**EXERCISE TASKS**
1) In the project description below, rewrite the paragraph beginning "This proposal seeks to develop" as a short bulleted list that keeps its main facts.
2) Write out the project description word for word, from "This proposal seeks" up to and including "for O2 evolution.".

**TEXT UNDER STUDY**
Project Detail |
While modern photovoltaic cells (PVCs) are capable of efficiently and directly generating usable electricity from sunlight, daily variations in availability of this key resource during day/night cycles points to a need to store the generated power for use when the PVCs are not active. To this end, systems that directly use the energy of sunlight to drive chemical reactions that otherwise would be thermodynamically uphill have been vigorously studied since the late 1960s. Such “solar-to-fuel” generating systems are targeted to store energy from sunlight in the form of chemical bonds which can be later broken with mild external stimulus to provide energy on-demand. Of these systems, the most studied for the collection and storage of solar energy is the photoinduced solar water splitting reaction, wherein liquid water is broken down into hydrogen gas (H2) and oxygen gas (O2) using semiconductor photocatalysts.
This proposal seeks to develop a novel nanoscale Hybrid Metal-Semiconductor Tetrapod Photocatalyst (HMST-PC) for solar energy conversion. This catalyst is specifically designed for the efficient generation of fuels (H2 and O2) from only sunlight and H2O. The nanocatalyst will consist of: i) four light-absorbing CdS antennae, ii) an embedded CdSe core to guide internal energetics, iii) a binary noble metal cocatalyst for H2 evolution, and iv) a robust metal-oxide cocatalyst for O2 evolution.

**EXTRACTED INFORMATION**
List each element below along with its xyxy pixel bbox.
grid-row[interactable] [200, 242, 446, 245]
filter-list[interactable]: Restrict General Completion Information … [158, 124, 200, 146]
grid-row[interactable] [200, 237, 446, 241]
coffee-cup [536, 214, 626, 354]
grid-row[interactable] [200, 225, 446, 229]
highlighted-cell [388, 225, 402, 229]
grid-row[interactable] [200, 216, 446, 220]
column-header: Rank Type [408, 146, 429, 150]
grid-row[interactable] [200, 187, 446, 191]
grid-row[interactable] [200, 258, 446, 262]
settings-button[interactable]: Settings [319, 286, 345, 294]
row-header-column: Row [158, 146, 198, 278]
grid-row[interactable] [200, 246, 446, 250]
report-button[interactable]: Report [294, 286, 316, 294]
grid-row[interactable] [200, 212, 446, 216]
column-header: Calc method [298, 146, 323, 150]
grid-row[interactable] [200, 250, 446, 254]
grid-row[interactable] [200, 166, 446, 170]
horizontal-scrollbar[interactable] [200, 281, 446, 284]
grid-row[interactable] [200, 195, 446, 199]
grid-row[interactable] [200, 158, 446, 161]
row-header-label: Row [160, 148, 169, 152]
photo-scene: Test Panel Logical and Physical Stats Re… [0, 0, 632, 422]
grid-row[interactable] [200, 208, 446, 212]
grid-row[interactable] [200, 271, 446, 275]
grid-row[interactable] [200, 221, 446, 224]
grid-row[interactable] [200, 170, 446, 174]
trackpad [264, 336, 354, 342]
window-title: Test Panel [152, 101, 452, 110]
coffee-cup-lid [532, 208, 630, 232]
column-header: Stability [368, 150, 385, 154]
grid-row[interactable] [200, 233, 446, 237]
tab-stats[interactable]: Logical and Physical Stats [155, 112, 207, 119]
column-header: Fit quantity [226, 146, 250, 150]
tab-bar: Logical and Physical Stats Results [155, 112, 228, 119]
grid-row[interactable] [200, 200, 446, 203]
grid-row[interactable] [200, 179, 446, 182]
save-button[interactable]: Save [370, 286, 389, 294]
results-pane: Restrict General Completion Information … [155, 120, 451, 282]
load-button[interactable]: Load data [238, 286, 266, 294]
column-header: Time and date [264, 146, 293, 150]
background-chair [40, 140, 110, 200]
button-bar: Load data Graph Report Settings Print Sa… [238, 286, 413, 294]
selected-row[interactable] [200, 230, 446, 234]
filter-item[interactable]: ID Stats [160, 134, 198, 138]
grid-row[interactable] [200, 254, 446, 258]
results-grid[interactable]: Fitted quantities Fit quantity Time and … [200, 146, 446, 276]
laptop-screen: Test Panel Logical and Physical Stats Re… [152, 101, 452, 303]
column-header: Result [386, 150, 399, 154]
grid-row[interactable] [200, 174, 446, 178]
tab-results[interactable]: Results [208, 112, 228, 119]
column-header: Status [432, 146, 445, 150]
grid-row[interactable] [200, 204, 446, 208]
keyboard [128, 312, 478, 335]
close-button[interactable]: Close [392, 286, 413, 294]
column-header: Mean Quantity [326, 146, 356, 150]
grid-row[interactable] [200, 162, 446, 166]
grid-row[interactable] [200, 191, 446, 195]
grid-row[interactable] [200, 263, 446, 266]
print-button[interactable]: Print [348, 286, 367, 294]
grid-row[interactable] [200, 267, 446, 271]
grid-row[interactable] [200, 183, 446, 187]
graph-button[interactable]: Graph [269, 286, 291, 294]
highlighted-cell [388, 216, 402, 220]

**OUTPUTS BY TASK**
1)
- Goal: develop a novel nanoscale Hybrid Metal-Semiconductor Tetrapod Photocatalyst (HMST-PC) for solar energy conversion.
- Purpose: efficient generation of fuels (H2 and O2) from only sunlight and H2O.
- Components:
  - four light-absorbing CdS antennae
  - an embedded CdSe core to guide internal energetics
  - a binary noble metal cocatalyst for H2 evolution
  - a robust metal-oxide cocatalyst for O2 evolution

2)
This proposal seeks to develop a novel nanoscale Hybrid Metal-Semiconductor Tetrapod Photocatalyst (HMST-PC) for solar energy conversion. This catalyst is specifically designed for the efficient generation of fuels (H2 and O2) from only sunlight and H2O. The nanocatalyst will consist of: i) four light-absorbing CdS antennae, ii) an embedded CdSe core to guide internal energetics, iii) a binary noble metal cocatalyst for H2 evolution, and iv) a robust metal-oxide cocatalyst for O2 evolution.